Task brief
Identify each line in the records below that contains the word "this", and copy it.

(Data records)
━━━━━━━━

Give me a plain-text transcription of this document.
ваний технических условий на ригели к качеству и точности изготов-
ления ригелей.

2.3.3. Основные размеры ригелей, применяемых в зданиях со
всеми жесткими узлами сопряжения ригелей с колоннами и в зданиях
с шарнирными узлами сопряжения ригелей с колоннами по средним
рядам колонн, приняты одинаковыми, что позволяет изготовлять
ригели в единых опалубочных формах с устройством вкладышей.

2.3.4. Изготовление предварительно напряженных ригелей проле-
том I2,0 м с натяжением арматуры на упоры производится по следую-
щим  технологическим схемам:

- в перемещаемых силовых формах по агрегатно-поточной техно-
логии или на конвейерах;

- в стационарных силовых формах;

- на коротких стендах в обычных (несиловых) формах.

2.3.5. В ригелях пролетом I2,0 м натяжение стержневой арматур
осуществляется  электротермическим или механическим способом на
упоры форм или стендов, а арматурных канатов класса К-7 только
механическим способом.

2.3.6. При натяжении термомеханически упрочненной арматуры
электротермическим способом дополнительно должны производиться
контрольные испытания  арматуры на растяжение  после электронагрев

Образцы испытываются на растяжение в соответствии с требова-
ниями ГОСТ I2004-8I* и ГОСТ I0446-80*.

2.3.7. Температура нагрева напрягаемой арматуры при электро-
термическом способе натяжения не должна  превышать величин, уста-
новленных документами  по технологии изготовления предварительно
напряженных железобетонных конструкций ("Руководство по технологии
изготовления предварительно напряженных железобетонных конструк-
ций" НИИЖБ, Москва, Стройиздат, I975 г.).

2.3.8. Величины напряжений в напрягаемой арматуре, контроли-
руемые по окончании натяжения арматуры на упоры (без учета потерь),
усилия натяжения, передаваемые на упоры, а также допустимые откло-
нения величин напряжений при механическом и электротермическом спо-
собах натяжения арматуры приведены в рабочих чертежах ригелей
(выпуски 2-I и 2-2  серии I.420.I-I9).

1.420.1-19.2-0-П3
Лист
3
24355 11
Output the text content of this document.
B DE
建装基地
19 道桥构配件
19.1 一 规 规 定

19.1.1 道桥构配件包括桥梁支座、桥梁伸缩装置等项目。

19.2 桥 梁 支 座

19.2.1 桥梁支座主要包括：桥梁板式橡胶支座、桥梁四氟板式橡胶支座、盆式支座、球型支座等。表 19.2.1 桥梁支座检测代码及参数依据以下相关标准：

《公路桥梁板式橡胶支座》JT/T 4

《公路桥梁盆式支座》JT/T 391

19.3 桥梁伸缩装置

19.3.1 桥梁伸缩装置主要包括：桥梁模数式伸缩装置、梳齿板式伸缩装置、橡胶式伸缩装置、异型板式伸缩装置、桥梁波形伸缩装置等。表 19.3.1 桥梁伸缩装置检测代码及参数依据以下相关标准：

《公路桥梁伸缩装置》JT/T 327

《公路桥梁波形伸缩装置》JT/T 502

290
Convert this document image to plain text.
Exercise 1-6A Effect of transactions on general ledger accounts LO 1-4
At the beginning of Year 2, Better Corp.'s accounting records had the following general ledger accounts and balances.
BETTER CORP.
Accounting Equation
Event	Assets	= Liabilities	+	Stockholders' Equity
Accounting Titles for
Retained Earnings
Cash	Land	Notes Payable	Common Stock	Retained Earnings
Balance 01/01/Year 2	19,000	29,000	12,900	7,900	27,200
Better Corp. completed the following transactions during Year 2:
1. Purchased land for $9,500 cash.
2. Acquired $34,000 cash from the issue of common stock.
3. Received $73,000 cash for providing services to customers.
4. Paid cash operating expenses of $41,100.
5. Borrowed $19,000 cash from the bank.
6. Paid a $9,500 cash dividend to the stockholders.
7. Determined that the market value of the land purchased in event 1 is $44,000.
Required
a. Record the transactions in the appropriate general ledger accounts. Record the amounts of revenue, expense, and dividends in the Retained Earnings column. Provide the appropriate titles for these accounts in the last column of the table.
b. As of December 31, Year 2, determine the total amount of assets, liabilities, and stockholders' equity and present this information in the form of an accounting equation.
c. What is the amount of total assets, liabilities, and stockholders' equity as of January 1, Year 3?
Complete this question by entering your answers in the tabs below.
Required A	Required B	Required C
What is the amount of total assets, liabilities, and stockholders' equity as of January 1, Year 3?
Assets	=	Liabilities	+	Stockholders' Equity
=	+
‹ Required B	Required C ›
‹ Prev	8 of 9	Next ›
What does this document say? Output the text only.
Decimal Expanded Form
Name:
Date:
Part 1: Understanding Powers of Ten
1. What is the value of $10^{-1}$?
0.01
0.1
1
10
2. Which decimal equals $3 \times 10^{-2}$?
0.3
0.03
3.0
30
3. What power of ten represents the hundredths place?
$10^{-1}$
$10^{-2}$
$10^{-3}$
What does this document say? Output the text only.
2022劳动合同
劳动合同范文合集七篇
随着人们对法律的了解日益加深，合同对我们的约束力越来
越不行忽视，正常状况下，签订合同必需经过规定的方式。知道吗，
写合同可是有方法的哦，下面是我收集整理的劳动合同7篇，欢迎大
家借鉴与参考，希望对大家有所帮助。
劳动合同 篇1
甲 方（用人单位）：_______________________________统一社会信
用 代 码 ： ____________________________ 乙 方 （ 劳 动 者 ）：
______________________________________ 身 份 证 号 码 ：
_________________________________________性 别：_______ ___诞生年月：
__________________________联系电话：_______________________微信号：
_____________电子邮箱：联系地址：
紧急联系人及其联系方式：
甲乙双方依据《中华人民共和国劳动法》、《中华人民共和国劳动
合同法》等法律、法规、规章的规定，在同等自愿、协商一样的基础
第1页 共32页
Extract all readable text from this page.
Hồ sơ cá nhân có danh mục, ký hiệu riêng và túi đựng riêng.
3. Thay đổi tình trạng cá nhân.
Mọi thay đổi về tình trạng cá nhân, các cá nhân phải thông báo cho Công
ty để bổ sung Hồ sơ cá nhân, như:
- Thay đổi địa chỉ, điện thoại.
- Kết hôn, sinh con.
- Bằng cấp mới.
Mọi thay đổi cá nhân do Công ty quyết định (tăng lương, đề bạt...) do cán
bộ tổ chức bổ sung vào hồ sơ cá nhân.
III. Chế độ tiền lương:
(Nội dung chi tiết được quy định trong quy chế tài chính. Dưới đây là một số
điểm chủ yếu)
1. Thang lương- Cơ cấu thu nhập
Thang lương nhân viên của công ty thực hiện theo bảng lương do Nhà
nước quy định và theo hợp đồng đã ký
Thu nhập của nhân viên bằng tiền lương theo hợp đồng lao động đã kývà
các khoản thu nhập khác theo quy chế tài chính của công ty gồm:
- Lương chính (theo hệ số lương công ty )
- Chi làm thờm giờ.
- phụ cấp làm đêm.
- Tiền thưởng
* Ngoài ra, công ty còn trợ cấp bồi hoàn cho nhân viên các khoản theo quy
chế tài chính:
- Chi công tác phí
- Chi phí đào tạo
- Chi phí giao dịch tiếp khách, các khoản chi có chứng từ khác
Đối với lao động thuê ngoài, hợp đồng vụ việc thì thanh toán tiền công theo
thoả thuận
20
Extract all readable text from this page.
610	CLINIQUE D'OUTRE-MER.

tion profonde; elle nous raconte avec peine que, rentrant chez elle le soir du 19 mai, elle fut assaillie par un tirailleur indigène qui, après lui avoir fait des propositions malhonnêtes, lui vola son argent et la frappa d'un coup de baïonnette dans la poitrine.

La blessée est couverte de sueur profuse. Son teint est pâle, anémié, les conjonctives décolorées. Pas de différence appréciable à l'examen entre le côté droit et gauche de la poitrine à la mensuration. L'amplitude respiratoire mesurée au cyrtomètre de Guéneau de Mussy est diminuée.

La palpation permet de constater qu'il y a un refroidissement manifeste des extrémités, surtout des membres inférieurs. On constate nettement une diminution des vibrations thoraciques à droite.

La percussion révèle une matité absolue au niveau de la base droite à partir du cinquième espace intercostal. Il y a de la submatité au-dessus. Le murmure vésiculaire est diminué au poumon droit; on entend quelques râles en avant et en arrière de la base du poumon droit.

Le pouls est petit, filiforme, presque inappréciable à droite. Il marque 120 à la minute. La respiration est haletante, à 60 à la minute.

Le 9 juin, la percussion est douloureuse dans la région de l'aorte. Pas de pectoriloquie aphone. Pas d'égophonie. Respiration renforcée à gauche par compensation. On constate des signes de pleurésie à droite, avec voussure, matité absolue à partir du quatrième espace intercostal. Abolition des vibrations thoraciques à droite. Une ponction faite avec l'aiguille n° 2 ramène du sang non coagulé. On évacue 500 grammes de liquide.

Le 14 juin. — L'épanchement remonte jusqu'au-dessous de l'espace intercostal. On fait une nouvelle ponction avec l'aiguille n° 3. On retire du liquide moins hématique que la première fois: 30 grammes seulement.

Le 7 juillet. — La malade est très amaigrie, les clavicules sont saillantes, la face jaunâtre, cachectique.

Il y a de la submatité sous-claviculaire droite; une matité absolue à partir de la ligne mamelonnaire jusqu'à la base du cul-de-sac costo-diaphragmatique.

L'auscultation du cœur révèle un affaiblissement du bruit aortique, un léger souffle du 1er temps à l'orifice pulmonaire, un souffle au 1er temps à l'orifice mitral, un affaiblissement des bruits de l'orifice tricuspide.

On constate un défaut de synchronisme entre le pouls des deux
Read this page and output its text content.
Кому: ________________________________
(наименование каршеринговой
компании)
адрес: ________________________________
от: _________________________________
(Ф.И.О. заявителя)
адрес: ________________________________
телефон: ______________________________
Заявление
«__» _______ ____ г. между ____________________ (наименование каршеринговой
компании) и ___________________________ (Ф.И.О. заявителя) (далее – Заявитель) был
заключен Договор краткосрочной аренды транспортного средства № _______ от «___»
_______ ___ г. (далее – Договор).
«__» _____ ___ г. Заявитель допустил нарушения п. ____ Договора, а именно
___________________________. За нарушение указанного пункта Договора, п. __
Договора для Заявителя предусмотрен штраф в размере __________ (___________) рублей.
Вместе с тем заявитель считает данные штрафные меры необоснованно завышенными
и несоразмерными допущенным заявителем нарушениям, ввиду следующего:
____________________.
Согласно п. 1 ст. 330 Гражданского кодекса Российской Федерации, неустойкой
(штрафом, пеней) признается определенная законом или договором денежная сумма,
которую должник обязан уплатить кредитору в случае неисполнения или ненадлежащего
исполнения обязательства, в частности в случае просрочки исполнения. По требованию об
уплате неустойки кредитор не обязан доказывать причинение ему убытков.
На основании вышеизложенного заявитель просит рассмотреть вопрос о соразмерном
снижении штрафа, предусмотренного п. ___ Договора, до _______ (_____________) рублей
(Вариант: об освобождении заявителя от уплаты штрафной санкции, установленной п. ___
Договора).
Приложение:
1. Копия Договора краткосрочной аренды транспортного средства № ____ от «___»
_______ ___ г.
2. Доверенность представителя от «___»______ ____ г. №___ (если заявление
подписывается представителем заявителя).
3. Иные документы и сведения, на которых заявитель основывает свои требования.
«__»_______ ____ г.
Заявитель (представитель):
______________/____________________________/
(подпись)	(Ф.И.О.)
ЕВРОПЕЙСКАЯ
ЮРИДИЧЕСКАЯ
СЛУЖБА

━━━━━━━━

Result
Give me a plain-text transcription of this document.
Output the text content of this document.
Convert this document image to plain text.
b. As of December 31, Year 2, determine the total amount of assets, liabilities, and stockholders' equity and present this information in the form of an accounting equation.
Complete this question by entering your answers in the tabs below.
What does this document say? Output the text only.
What does this document say? Output the text only.
Extract all readable text from this page.
Extract all readable text from this page.
Read this page and output its text content.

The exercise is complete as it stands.